> [What the task requires]
Copy out all the entries word for word.

> [Data rows]
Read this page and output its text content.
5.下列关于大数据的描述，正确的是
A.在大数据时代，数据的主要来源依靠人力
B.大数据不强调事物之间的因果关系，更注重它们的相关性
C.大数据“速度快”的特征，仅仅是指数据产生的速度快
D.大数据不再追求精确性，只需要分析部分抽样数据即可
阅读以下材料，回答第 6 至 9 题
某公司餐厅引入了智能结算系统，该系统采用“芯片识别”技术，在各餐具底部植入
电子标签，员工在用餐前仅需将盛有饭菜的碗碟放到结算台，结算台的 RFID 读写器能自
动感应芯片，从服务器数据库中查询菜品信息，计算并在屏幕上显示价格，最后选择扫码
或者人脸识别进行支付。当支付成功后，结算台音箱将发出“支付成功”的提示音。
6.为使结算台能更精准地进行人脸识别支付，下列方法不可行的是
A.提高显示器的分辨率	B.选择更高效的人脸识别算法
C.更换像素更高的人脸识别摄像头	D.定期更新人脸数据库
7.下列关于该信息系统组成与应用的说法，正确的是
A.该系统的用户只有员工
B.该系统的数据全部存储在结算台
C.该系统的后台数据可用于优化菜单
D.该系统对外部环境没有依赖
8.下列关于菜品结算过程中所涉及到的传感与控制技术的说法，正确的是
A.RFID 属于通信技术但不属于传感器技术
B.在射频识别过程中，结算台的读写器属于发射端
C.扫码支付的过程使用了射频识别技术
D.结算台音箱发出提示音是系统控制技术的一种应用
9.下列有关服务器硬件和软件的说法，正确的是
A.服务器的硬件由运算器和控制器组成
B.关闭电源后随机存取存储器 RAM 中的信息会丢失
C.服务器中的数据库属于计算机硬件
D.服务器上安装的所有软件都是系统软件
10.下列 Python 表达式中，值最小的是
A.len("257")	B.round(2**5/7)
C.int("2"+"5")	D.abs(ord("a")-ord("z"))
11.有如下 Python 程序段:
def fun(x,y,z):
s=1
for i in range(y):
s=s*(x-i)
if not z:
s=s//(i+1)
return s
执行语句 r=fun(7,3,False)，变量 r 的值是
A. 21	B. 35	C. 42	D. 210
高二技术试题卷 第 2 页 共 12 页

> [Task result]
Read this page and output its text content.
5.下列关于大数据的描述，正确的是
A.在大数据时代，数据的主要来源依靠人力
B.大数据不强调事物之间的因果关系，更注重它们的相关性
C.大数据“速度快”的特征，仅仅是指数据产生的速度快
D.大数据不再追求精确性，只需要分析部分抽样数据即可
阅读以下材料，回答第 6 至 9 题
某公司餐厅引入了智能结算系统，该系统采用“芯片识别”技术，在各餐具底部植入
电子标签，员工在用餐前仅需将盛有饭菜的碗碟放到结算台，结算台的 RFID 读写器能自
动感应芯片，从服务器数据库中查询菜品信息，计算并在屏幕上显示价格，最后选择扫码
或者人脸识别进行支付。当支付成功后，结算台音箱将发出“支付成功”的提示音。
6.为使结算台能更精准地进行人脸识别支付，下列方法不可行的是
A.提高显示器的分辨率	B.选择更高效的人脸识别算法
C.更换像素更高的人脸识别摄像头	D.定期更新人脸数据库
7.下列关于该信息系统组成与应用的说法，正确的是
A.该系统的用户只有员工
B.该系统的数据全部存储在结算台
C.该系统的后台数据可用于优化菜单
D.该系统对外部环境没有依赖
8.下列关于菜品结算过程中所涉及到的传感与控制技术的说法，正确的是
A.RFID 属于通信技术但不属于传感器技术
B.在射频识别过程中，结算台的读写器属于发射端
C.扫码支付的过程使用了射频识别技术
D.结算台音箱发出提示音是系统控制技术的一种应用
9.下列有关服务器硬件和软件的说法，正确的是
A.服务器的硬件由运算器和控制器组成
B.关闭电源后随机存取存储器 RAM 中的信息会丢失
C.服务器中的数据库属于计算机硬件
D.服务器上安装的所有软件都是系统软件
10.下列 Python 表达式中，值最小的是
A.len("257")	B.round(2**5/7)
C.int("2"+"5")	D.abs(ord("a")-ord("z"))
11.有如下 Python 程序段:
def fun(x,y,z):
s=1
for i in range(y):
s=s*(x-i)
if not z:
s=s//(i+1)
return s
执行语句 r=fun(7,3,False)，变量 r 的值是
A. 21	B. 35	C. 42	D. 210
高二技术试题卷 第 2 页 共 12 页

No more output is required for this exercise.